■ **Request**
Transcribe all of the material exactly.

■ **Dataset extract**
------------

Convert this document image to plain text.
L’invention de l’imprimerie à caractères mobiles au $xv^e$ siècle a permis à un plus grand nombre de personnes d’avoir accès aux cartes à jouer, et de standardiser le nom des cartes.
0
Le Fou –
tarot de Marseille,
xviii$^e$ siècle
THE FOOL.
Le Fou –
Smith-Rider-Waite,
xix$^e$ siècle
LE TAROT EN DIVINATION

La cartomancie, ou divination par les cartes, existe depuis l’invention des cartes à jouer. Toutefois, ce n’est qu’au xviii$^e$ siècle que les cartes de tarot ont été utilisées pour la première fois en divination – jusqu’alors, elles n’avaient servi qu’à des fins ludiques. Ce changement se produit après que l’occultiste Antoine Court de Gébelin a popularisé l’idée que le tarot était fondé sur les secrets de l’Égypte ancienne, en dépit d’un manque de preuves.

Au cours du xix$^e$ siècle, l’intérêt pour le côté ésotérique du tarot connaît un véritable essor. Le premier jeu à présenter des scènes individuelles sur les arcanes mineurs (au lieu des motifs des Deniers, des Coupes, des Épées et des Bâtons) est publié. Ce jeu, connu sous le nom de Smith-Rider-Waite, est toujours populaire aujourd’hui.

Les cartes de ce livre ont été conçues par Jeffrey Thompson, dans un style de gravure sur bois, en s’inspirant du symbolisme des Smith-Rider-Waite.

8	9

------------

■ **Solution to this exercise**
Convert this document image to plain text.
L’invention de l’imprimerie à caractères mobiles au $xv^e$ siècle a permis à un plus grand nombre de personnes d’avoir accès aux cartes à jouer, et de standardiser le nom des cartes.
0
Le Fou –
tarot de Marseille,
xviii$^e$ siècle
THE FOOL.
Le Fou –
Smith-Rider-Waite,
xix$^e$ siècle
LE TAROT EN DIVINATION

La cartomancie, ou divination par les cartes, existe depuis l’invention des cartes à jouer. Toutefois, ce n’est qu’au xviii$^e$ siècle que les cartes de tarot ont été utilisées pour la première fois en divination – jusqu’alors, elles n’avaient servi qu’à des fins ludiques. Ce changement se produit après que l’occultiste Antoine Court de Gébelin a popularisé l’idée que le tarot était fondé sur les secrets de l’Égypte ancienne, en dépit d’un manque de preuves.

Au cours du xix$^e$ siècle, l’intérêt pour le côté ésotérique du tarot connaît un véritable essor. Le premier jeu à présenter des scènes individuelles sur les arcanes mineurs (au lieu des motifs des Deniers, des Coupes, des Épées et des Bâtons) est publié. Ce jeu, connu sous le nom de Smith-Rider-Waite, est toujours populaire aujourd’hui.

Les cartes de ce livre ont été conçues par Jeffrey Thompson, dans un style de gravure sur bois, en s’inspirant du symbolisme des Smith-Rider-Waite.

8	9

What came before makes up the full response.